Set task
Give the listing below again in full, exactly as written.

Data in this exercise
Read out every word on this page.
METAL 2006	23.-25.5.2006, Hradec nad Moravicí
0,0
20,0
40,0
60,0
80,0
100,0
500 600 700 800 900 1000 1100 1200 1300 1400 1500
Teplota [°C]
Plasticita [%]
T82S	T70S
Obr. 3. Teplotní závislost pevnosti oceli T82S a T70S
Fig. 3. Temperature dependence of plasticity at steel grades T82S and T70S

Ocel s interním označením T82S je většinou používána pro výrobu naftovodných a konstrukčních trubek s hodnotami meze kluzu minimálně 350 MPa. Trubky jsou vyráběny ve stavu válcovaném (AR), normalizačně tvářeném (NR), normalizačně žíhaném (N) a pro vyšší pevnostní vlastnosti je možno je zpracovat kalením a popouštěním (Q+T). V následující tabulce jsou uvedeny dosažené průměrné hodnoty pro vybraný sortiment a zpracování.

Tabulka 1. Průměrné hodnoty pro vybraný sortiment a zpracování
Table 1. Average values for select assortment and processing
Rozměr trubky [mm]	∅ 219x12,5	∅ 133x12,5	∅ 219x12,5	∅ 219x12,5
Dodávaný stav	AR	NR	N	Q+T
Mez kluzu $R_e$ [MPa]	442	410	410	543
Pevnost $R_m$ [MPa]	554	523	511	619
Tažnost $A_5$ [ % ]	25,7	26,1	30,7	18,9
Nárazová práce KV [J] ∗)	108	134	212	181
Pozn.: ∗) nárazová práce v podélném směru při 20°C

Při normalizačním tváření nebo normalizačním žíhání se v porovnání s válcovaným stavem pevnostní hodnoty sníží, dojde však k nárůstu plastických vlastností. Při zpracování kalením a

Correct result
Read out every word on this page.
METAL 2006	23.-25.5.2006, Hradec nad Moravicí
0,0
20,0
40,0
60,0
80,0
100,0
500 600 700 800 900 1000 1100 1200 1300 1400 1500
Teplota [°C]
Plasticita [%]
T82S	T70S
Obr. 3. Teplotní závislost pevnosti oceli T82S a T70S
Fig. 3. Temperature dependence of plasticity at steel grades T82S and T70S

Ocel s interním označením T82S je většinou používána pro výrobu naftovodných a konstrukčních trubek s hodnotami meze kluzu minimálně 350 MPa. Trubky jsou vyráběny ve stavu válcovaném (AR), normalizačně tvářeném (NR), normalizačně žíhaném (N) a pro vyšší pevnostní vlastnosti je možno je zpracovat kalením a popouštěním (Q+T). V následující tabulce jsou uvedeny dosažené průměrné hodnoty pro vybraný sortiment a zpracování.

Tabulka 1. Průměrné hodnoty pro vybraný sortiment a zpracování
Table 1. Average values for select assortment and processing
Rozměr trubky [mm]	∅ 219x12,5	∅ 133x12,5	∅ 219x12,5	∅ 219x12,5
Dodávaný stav	AR	NR	N	Q+T
Mez kluzu $R_e$ [MPa]	442	410	410	543
Pevnost $R_m$ [MPa]	554	523	511	619
Tažnost $A_5$ [ % ]	25,7	26,1	30,7	18,9
Nárazová práce KV [J] ∗)	108	134	212	181
Pozn.: ∗) nárazová práce v podélném směru při 20°C

Při normalizačním tváření nebo normalizačním žíhání se v porovnání s válcovaným stavem pevnostní hodnoty sníží, dojde však k nárůstu plastických vlastností. Při zpracování kalením a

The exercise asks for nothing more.